GOAL OF THE EXERCISE. Identify and copy all lines of the material where the string "الدولة" is found.

EXTRACTED MATERIAL.
------------------------------------------------------------
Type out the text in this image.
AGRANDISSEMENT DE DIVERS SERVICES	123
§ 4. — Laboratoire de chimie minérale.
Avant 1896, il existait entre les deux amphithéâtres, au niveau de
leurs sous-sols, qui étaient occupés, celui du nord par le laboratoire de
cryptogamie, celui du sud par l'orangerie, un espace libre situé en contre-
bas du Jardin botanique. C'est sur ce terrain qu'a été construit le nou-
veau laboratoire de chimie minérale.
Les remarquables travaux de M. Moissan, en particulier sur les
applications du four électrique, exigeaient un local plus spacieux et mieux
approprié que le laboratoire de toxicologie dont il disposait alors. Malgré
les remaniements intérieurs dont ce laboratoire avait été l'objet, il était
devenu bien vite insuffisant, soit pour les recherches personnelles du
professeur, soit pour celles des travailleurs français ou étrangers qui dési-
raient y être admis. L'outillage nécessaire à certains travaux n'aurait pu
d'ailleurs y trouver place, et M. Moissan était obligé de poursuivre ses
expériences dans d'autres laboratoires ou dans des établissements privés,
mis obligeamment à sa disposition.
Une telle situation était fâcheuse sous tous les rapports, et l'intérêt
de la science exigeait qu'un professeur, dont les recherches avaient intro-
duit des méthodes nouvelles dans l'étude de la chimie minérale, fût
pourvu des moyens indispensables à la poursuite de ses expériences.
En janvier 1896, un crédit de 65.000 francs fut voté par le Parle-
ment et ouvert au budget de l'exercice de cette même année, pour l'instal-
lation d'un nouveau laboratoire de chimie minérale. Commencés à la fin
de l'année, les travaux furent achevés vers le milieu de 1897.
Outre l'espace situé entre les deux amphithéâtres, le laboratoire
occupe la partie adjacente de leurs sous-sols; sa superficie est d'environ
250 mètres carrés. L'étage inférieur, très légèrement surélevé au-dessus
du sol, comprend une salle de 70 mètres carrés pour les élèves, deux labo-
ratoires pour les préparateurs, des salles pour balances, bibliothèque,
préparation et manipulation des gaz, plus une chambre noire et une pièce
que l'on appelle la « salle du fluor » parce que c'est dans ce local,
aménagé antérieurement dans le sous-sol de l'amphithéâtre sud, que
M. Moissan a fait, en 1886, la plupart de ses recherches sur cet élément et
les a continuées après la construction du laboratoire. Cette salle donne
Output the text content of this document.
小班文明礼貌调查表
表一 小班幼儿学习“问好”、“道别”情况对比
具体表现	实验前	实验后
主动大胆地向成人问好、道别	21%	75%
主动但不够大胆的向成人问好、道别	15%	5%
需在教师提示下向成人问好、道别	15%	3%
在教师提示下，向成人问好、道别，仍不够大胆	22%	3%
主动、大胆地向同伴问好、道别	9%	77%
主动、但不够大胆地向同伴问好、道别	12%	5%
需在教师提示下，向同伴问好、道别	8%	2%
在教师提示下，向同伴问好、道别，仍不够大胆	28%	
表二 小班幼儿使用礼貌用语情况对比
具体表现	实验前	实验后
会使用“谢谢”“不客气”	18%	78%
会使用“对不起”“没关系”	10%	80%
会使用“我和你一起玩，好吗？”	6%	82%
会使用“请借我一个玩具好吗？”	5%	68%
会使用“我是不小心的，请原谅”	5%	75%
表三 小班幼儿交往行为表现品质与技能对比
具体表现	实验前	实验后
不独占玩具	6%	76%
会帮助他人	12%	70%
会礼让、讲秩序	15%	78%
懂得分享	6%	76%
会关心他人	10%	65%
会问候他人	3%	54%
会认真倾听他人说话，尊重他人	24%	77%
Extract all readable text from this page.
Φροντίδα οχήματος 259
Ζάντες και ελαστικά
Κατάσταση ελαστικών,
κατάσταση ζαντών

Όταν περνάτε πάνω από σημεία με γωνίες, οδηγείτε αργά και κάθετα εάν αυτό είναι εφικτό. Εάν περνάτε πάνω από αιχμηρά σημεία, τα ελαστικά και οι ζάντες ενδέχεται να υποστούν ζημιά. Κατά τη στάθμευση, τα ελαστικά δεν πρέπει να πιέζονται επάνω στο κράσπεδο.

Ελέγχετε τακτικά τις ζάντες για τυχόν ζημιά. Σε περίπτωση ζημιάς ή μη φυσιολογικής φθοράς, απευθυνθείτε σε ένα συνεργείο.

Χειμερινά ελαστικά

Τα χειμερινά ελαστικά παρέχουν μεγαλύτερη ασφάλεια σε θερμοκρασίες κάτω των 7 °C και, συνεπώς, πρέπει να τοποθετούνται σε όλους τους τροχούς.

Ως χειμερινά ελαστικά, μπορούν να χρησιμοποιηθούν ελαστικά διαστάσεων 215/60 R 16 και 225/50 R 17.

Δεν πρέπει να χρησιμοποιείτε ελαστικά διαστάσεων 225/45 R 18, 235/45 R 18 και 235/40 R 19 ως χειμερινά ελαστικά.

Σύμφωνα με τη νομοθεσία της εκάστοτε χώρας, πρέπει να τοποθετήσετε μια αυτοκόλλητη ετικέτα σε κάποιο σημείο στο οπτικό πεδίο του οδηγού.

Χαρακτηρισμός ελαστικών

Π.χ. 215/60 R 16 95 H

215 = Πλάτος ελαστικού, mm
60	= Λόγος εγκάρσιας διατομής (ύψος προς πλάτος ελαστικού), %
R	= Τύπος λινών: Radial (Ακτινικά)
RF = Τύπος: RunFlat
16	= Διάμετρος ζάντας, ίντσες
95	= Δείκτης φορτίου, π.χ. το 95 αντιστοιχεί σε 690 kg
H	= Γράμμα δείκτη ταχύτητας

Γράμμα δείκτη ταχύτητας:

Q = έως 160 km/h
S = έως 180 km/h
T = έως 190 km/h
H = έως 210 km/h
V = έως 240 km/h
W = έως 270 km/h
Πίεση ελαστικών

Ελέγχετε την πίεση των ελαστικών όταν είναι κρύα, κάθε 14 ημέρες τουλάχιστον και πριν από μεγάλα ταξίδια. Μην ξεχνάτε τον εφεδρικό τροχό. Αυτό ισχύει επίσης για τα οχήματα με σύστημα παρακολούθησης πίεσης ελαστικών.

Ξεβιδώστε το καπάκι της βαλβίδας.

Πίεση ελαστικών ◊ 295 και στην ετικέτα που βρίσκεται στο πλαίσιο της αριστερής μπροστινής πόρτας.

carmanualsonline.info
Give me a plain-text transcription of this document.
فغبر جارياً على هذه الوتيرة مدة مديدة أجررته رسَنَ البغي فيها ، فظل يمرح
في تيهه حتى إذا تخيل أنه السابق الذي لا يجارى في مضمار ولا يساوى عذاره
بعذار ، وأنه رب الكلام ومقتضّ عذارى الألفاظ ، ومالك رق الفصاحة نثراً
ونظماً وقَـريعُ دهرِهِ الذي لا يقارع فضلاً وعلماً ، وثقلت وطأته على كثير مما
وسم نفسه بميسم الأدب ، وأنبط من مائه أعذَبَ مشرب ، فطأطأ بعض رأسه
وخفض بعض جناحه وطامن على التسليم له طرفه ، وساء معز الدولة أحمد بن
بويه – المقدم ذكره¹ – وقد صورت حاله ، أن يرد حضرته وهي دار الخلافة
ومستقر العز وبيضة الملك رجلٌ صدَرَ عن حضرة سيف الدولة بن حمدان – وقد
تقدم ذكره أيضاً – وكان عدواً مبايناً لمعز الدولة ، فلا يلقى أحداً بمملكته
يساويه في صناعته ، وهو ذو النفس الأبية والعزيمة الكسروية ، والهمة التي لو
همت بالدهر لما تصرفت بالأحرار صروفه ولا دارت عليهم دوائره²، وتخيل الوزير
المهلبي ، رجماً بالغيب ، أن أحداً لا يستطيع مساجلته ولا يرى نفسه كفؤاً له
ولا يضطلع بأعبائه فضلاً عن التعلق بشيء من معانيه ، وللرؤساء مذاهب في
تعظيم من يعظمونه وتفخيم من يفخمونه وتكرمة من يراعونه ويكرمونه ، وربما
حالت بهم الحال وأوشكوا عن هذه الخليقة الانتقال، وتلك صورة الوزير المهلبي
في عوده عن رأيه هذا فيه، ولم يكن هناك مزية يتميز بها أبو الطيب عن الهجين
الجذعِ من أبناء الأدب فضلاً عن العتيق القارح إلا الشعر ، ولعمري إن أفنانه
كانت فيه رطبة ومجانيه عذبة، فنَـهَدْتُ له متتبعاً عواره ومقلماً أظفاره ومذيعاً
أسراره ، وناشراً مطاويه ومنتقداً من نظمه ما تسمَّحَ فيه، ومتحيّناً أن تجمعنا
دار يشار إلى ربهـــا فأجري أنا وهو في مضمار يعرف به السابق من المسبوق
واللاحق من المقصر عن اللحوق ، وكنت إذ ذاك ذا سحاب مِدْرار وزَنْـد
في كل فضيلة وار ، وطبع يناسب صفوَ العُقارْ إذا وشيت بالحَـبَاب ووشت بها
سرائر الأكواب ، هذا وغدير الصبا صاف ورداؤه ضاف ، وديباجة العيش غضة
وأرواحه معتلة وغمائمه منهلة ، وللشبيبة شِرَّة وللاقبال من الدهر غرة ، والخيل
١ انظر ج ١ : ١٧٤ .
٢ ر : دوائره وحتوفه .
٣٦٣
------------------------------------------------------------
SOLUTION TO THE PROBLEM.
وخفض بعض جناحه وطامن على التسليم له طرفه ، وساء معز الدولة أحمد بن
ومستقر العز وبيضة الملك رجلٌ صدَرَ عن حضرة سيف الدولة بن حمدان – وقد
تقدم ذكره أيضاً – وكان عدواً مبايناً لمعز الدولة ، فلا يلقى أحداً بمملكته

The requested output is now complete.